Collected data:
[BEGIN]

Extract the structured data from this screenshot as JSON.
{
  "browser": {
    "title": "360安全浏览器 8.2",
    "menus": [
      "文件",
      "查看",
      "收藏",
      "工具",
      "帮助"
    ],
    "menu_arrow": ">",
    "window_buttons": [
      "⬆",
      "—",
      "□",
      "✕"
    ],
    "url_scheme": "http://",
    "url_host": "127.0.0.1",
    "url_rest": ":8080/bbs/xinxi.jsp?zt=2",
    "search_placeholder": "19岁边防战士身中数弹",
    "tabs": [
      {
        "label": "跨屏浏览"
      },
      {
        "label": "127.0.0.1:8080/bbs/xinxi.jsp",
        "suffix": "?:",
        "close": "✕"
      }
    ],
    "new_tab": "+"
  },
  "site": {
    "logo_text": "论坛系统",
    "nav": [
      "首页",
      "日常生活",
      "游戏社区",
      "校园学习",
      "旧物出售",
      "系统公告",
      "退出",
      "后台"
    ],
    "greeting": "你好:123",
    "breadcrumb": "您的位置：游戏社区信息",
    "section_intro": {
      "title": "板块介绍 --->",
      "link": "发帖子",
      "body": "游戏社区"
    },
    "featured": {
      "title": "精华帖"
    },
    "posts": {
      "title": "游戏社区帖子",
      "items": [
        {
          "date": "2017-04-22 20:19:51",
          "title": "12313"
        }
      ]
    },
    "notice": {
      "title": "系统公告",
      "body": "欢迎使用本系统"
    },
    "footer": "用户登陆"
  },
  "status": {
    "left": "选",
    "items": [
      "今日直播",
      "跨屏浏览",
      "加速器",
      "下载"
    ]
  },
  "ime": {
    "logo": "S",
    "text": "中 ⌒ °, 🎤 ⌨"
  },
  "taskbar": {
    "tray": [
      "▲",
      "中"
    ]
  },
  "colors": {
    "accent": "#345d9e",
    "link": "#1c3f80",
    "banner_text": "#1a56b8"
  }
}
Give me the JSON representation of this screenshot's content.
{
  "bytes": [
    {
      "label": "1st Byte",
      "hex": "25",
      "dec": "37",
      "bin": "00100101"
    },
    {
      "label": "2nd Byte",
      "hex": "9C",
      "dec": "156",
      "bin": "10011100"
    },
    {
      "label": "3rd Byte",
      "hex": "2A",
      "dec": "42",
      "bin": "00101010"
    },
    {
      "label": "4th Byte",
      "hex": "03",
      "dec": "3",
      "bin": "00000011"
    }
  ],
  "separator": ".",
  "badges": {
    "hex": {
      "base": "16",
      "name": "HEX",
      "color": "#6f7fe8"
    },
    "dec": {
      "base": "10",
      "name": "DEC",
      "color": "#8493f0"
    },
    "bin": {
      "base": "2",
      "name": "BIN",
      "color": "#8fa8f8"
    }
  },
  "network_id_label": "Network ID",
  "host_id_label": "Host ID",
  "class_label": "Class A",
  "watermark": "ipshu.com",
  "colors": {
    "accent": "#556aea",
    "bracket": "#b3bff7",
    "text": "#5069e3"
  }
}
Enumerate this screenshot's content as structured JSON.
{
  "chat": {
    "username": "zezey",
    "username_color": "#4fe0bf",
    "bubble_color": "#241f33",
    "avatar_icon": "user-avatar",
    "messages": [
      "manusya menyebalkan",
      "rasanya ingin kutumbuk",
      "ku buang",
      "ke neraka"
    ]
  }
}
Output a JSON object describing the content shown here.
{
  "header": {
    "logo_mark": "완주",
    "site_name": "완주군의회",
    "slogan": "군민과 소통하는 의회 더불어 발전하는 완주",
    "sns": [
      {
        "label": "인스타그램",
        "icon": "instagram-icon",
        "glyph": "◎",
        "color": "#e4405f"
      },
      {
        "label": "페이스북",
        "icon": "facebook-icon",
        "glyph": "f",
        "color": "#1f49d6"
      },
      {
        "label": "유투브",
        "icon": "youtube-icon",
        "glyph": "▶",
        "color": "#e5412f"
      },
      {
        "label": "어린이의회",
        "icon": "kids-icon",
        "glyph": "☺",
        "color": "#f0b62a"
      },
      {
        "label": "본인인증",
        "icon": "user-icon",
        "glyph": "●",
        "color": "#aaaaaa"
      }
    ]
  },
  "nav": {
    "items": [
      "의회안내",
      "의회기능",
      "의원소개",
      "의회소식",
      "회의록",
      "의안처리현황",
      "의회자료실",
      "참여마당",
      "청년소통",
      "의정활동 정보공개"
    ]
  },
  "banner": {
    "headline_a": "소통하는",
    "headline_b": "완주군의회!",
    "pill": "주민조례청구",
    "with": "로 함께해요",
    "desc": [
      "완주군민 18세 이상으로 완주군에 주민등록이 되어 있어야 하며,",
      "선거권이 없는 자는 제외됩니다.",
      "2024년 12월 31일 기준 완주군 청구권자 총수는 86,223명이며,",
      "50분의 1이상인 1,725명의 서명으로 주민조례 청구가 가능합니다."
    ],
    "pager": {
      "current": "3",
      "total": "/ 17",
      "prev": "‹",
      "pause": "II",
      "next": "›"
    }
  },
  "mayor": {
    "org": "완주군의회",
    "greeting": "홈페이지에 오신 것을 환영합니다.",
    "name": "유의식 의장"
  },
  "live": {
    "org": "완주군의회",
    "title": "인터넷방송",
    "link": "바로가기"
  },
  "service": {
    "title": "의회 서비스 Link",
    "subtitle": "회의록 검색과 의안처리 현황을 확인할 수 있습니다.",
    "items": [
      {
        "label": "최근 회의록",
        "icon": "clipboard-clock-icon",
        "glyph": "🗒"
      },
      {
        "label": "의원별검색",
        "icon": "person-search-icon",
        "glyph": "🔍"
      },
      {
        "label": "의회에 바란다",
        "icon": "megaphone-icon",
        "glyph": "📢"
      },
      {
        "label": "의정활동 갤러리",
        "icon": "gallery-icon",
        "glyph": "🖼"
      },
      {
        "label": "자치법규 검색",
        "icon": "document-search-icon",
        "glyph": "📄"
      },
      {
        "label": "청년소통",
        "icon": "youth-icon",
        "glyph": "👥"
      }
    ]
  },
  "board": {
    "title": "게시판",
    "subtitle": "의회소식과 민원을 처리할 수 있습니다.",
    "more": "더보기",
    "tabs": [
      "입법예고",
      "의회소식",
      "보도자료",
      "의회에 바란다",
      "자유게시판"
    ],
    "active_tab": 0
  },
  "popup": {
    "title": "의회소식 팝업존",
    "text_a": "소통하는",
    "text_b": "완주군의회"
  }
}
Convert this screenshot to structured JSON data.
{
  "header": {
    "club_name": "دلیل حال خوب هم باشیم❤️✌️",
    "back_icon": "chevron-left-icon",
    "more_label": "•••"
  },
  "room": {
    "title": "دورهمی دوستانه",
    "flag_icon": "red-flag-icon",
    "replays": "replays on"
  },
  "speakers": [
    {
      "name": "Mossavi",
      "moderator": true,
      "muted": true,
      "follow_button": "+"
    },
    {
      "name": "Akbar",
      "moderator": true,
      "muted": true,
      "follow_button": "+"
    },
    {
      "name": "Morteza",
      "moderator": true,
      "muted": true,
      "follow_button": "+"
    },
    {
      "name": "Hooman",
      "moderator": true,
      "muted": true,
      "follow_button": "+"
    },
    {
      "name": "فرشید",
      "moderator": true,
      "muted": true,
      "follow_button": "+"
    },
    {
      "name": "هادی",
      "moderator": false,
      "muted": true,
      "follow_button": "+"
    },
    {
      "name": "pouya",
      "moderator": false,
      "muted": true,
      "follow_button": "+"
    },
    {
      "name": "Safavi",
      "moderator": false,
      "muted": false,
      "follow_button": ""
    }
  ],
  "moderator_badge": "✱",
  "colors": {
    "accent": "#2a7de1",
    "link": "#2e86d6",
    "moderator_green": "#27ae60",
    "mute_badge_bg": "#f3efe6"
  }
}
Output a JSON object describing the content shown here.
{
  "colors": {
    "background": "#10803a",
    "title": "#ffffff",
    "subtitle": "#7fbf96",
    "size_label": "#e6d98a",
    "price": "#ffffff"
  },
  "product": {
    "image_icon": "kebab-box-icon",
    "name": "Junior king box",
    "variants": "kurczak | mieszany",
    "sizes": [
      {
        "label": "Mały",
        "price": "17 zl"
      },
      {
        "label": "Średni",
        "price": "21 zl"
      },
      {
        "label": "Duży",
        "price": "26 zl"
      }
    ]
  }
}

[END]

-- Problem description --
Pull out every line of the records above that contains the word "JSON".

-- Solution to this problem --
Extract the structured data from this screenshot as JSON.
Give me the JSON representation of this screenshot's content.
Enumerate this screenshot's content as structured JSON.
Output a JSON object describing the content shown here.
Convert this screenshot to structured JSON data.
Output a JSON object describing the content shown here.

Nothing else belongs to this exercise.